#### [Task objective]
Say how many lines hold the string "benefit", and nothing more.

#### [Input]
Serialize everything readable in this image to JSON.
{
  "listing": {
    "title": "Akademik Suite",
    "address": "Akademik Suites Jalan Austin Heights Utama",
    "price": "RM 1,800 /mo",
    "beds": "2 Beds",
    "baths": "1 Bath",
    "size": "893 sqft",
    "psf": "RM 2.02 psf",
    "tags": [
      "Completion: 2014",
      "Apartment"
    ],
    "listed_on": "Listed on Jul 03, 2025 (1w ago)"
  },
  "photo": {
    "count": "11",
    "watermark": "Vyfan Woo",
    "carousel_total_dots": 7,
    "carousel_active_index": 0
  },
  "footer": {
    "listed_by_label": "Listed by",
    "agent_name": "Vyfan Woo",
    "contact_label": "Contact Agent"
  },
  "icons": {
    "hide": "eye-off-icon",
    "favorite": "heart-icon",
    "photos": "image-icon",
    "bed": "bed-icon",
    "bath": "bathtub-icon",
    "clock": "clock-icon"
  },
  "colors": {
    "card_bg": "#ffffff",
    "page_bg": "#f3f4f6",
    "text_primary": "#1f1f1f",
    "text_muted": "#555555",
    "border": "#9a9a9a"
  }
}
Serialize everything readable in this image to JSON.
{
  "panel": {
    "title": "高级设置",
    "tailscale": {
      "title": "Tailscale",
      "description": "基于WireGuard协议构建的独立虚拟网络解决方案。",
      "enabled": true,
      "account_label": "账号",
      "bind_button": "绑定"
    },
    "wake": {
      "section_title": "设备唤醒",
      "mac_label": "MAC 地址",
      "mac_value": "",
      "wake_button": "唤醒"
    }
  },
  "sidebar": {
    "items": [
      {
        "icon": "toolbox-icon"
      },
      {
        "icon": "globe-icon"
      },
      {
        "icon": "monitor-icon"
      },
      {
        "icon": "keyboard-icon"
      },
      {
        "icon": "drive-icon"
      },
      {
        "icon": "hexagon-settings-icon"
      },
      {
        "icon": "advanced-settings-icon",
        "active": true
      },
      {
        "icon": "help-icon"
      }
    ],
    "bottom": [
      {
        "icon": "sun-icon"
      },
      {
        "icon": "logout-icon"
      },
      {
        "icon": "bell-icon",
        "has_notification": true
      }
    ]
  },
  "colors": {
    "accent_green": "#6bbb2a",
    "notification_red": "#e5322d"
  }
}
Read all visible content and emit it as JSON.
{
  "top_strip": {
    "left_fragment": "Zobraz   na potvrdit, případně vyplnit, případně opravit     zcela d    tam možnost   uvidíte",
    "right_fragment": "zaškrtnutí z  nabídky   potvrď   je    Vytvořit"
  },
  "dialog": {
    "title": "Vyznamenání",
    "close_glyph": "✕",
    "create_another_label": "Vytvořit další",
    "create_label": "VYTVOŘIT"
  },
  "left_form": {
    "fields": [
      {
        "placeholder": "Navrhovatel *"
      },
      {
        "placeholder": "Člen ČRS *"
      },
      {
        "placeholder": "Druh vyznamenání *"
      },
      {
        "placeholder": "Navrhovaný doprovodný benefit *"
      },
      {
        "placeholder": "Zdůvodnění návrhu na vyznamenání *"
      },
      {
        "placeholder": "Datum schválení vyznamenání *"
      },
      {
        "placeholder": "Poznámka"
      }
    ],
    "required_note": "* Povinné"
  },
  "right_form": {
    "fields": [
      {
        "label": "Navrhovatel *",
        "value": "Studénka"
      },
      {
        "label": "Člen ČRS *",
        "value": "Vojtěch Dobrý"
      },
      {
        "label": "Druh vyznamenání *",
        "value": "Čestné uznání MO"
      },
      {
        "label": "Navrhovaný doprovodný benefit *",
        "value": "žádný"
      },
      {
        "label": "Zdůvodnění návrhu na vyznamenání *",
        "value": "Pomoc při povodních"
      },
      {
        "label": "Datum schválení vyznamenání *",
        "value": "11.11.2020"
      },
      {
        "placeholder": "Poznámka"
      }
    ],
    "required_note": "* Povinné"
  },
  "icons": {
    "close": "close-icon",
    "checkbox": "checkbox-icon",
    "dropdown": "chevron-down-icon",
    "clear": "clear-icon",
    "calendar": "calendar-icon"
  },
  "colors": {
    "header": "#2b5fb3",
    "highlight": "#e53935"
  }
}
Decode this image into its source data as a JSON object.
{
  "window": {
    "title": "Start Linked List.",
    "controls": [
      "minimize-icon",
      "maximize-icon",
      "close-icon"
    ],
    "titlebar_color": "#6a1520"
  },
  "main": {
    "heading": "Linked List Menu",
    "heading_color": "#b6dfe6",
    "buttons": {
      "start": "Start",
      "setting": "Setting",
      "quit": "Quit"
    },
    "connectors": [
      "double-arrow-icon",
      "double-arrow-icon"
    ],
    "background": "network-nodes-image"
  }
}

#### [Reply to the exercise]
2